* **BRIEF**:
Retype each record below word for word. Leave the pictures out.

* **RECORD LIST**:
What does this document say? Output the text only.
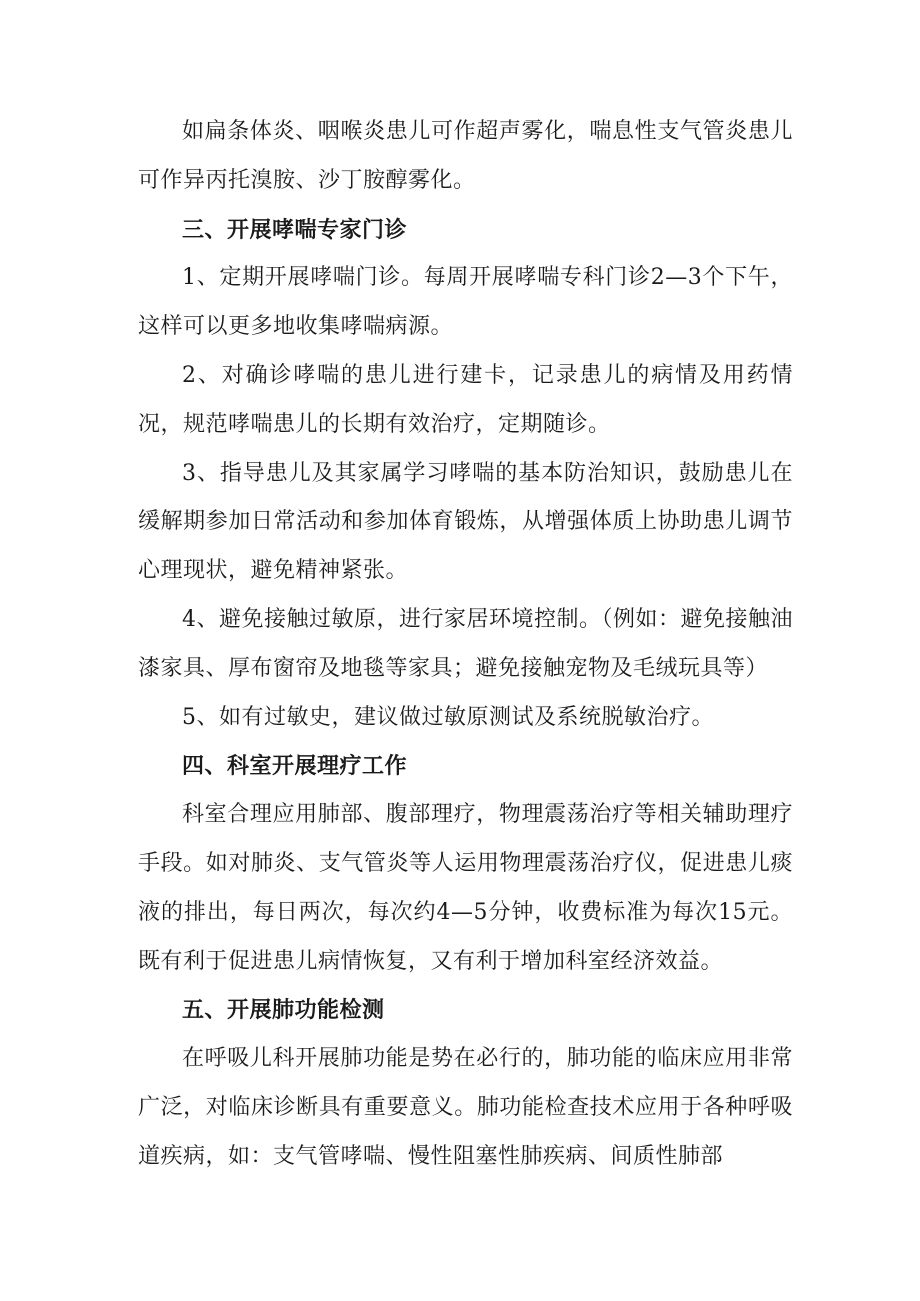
如扁条体炎、咽喉炎患儿可作超声雾化，喘息性支气管炎患儿可作异丙托溴胺、沙丁胺醇雾化。

三、开展哮喘专家门诊

1、定期开展哮喘门诊。每周开展哮喘专科门诊2—3个下午，这样可以更多地收集哮喘病源。

2、对确诊哮喘的患儿进行建卡，记录患儿的病情及用药情况，规范哮喘患儿的长期有效治疗，定期随诊。

3、指导患儿及其家属学习哮喘的基本防治知识，鼓励患儿在缓解期参加日常活动和参加体育锻炼，从增强体质上协助患儿调节心理现状，避免精神紧张。

4、避免接触过敏原，进行家居环境控制。（例如：避免接触油漆家具、厚布窗帘及地毯等家具；避免接触宠物及毛绒玩具等）

5、如有过敏史，建议做过敏原测试及系统脱敏治疗。

四、科室开展理疗工作

科室合理应用肺部、腹部理疗，物理震荡治疗等相关辅助理疗手段。如对肺炎、支气管炎等人运用物理震荡治疗仪，促进患儿痰液的排出，每日两次，每次约4—5分钟，收费标准为每次15元。既有利于促进患儿病情恢复，又有利于增加科室经济效益。

五、开展肺功能检测

在呼吸儿科开展肺功能是势在必行的，肺功能的临床应用非常广泛，对临床诊断具有重要意义。肺功能检查技术应用于各种呼吸道疾病，如：支气管哮喘、慢性阻塞性肺疾病、间质性肺部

* **RESULT FOR THIS TASK**:
What does this document say? Output the text only.
如扁条体炎、咽喉炎患儿可作超声雾化，喘息性支气管炎患儿可作异丙托溴胺、沙丁胺醇雾化。

三、开展哮喘专家门诊

1、定期开展哮喘门诊。每周开展哮喘专科门诊2—3个下午，这样可以更多地收集哮喘病源。

2、对确诊哮喘的患儿进行建卡，记录患儿的病情及用药情况，规范哮喘患儿的长期有效治疗，定期随诊。

3、指导患儿及其家属学习哮喘的基本防治知识，鼓励患儿在缓解期参加日常活动和参加体育锻炼，从增强体质上协助患儿调节心理现状，避免精神紧张。

4、避免接触过敏原，进行家居环境控制。（例如：避免接触油漆家具、厚布窗帘及地毯等家具；避免接触宠物及毛绒玩具等）

5、如有过敏史，建议做过敏原测试及系统脱敏治疗。

四、科室开展理疗工作

科室合理应用肺部、腹部理疗，物理震荡治疗等相关辅助理疗手段。如对肺炎、支气管炎等人运用物理震荡治疗仪，促进患儿痰液的排出，每日两次，每次约4—5分钟，收费标准为每次15元。既有利于促进患儿病情恢复，又有利于增加科室经济效益。

五、开展肺功能检测

在呼吸儿科开展肺功能是势在必行的，肺功能的临床应用非常广泛，对临床诊断具有重要意义。肺功能检查技术应用于各种呼吸道疾病，如：支气管哮喘、慢性阻塞性肺疾病、间质性肺部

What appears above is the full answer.